* TASK INSTRUCTIONS
All records below must be retyped exactly.

* RECORDS SHOWN
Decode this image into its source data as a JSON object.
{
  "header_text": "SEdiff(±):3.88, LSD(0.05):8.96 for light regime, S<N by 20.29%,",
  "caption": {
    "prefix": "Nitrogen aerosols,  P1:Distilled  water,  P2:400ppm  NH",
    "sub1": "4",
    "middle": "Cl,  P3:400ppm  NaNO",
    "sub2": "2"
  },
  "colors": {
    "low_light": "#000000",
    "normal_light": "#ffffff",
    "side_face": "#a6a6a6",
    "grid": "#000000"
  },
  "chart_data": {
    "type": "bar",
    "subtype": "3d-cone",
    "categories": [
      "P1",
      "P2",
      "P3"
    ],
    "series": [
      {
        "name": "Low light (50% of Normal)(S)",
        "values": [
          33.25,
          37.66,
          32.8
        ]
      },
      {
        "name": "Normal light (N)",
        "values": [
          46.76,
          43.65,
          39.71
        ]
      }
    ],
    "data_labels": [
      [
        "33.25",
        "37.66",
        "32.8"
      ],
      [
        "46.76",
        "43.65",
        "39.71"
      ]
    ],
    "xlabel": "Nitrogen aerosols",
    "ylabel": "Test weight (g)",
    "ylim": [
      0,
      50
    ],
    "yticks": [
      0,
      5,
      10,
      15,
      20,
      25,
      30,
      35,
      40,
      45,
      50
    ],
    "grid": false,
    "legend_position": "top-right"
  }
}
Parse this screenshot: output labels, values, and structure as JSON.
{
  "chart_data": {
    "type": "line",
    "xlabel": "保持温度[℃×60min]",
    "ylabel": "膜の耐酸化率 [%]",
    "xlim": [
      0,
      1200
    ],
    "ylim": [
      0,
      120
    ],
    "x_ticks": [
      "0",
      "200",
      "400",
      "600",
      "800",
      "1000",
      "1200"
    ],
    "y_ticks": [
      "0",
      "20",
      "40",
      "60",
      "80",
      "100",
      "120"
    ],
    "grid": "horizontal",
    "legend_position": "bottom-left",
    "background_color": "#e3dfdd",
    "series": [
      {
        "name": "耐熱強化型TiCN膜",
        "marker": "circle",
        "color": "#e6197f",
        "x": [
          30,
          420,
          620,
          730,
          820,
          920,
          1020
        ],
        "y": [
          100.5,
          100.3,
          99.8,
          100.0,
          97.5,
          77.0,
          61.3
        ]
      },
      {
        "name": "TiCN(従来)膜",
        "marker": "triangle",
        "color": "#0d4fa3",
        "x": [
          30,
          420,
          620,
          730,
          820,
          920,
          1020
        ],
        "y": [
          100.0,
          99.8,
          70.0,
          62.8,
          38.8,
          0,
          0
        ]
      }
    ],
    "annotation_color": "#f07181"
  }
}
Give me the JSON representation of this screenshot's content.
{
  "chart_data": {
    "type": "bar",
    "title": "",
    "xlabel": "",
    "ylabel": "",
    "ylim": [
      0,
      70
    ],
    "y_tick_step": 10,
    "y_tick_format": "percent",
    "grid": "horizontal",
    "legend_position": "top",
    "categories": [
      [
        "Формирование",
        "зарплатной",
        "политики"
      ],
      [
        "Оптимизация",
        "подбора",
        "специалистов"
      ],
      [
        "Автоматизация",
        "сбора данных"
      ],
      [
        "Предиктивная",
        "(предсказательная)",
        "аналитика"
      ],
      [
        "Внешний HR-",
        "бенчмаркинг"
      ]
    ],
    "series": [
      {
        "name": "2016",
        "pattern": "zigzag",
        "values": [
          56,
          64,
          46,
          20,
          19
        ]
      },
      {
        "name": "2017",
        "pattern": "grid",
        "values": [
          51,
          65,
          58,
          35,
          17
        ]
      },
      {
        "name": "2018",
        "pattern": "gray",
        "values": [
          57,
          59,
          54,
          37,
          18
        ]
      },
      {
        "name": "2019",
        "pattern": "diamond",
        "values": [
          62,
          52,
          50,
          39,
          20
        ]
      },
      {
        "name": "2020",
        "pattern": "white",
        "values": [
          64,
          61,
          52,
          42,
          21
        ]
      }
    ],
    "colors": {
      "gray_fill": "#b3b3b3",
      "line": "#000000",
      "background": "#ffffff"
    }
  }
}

* WRITTEN REPLY
Decode this image into its source data as a JSON object.
{
  "header_text": "SEdiff(±):3.88, LSD(0.05):8.96 for light regime, S<N by 20.29%,",
  "caption": {
    "prefix": "Nitrogen aerosols,  P1:Distilled  water,  P2:400ppm  NH",
    "sub1": "4",
    "middle": "Cl,  P3:400ppm  NaNO",
    "sub2": "2"
  },
  "colors": {
    "low_light": "#000000",
    "normal_light": "#ffffff",
    "side_face": "#a6a6a6",
    "grid": "#000000"
  },
  "chart_data": {
    "type": "bar",
    "subtype": "3d-cone",
    "categories": [
      "P1",
      "P2",
      "P3"
    ],
    "series": [
      {
        "name": "Low light (50% of Normal)(S)",
        "values": [
          33.25,
          37.66,
          32.8
        ]
      },
      {
        "name": "Normal light (N)",
        "values": [
          46.76,
          43.65,
          39.71
        ]
      }
    ],
    "data_labels": [
      [
        "33.25",
        "37.66",
        "32.8"
      ],
      [
        "46.76",
        "43.65",
        "39.71"
      ]
    ],
    "xlabel": "Nitrogen aerosols",
    "ylabel": "Test weight (g)",
    "ylim": [
      0,
      50
    ],
    "yticks": [
      0,
      5,
      10,
      15,
      20,
      25,
      30,
      35,
      40,
      45,
      50
    ],
    "grid": false,
    "legend_position": "top-right"
  }
}
Parse this screenshot: output labels, values, and structure as JSON.
{
  "chart_data": {
    "type": "line",
    "xlabel": "保持温度[℃×60min]",
    "ylabel": "膜の耐酸化率 [%]",
    "xlim": [
      0,
      1200
    ],
    "ylim": [
      0,
      120
    ],
    "x_ticks": [
      "0",
      "200",
      "400",
      "600",
      "800",
      "1000",
      "1200"
    ],
    "y_ticks": [
      "0",
      "20",
      "40",
      "60",
      "80",
      "100",
      "120"
    ],
    "grid": "horizontal",
    "legend_position": "bottom-left",
    "background_color": "#e3dfdd",
    "series": [
      {
        "name": "耐熱強化型TiCN膜",
        "marker": "circle",
        "color": "#e6197f",
        "x": [
          30,
          420,
          620,
          730,
          820,
          920,
          1020
        ],
        "y": [
          100.5,
          100.3,
          99.8,
          100.0,
          97.5,
          77.0,
          61.3
        ]
      },
      {
        "name": "TiCN(従来)膜",
        "marker": "triangle",
        "color": "#0d4fa3",
        "x": [
          30,
          420,
          620,
          730,
          820,
          920,
          1020
        ],
        "y": [
          100.0,
          99.8,
          70.0,
          62.8,
          38.8,
          0,
          0
        ]
      }
    ],
    "annotation_color": "#f07181"
  }
}
Give me the JSON representation of this screenshot's content.
{
  "chart_data": {
    "type": "bar",
    "title": "",
    "xlabel": "",
    "ylabel": "",
    "ylim": [
      0,
      70
    ],
    "y_tick_step": 10,
    "y_tick_format": "percent",
    "grid": "horizontal",
    "legend_position": "top",
    "categories": [
      [
        "Формирование",
        "зарплатной",
        "политики"
      ],
      [
        "Оптимизация",
        "подбора",
        "специалистов"
      ],
      [
        "Автоматизация",
        "сбора данных"
      ],
      [
        "Предиктивная",
        "(предсказательная)",
        "аналитика"
      ],
      [
        "Внешний HR-",
        "бенчмаркинг"
      ]
    ],
    "series": [
      {
        "name": "2016",
        "pattern": "zigzag",
        "values": [
          56,
          64,
          46,
          20,
          19
        ]
      },
      {
        "name": "2017",
        "pattern": "grid",
        "values": [
          51,
          65,
          58,
          35,
          17
        ]
      },
      {
        "name": "2018",
        "pattern": "gray",
        "values": [
          57,
          59,
          54,
          37,
          18
        ]
      },
      {
        "name": "2019",
        "pattern": "diamond",
        "values": [
          62,
          52,
          50,
          39,
          20
        ]
      },
      {
        "name": "2020",
        "pattern": "white",
        "values": [
          64,
          61,
          52,
          42,
          21
        ]
      }
    ],
    "colors": {
      "gray_fill": "#b3b3b3",
      "line": "#000000",
      "background": "#ffffff"
    }
  }
}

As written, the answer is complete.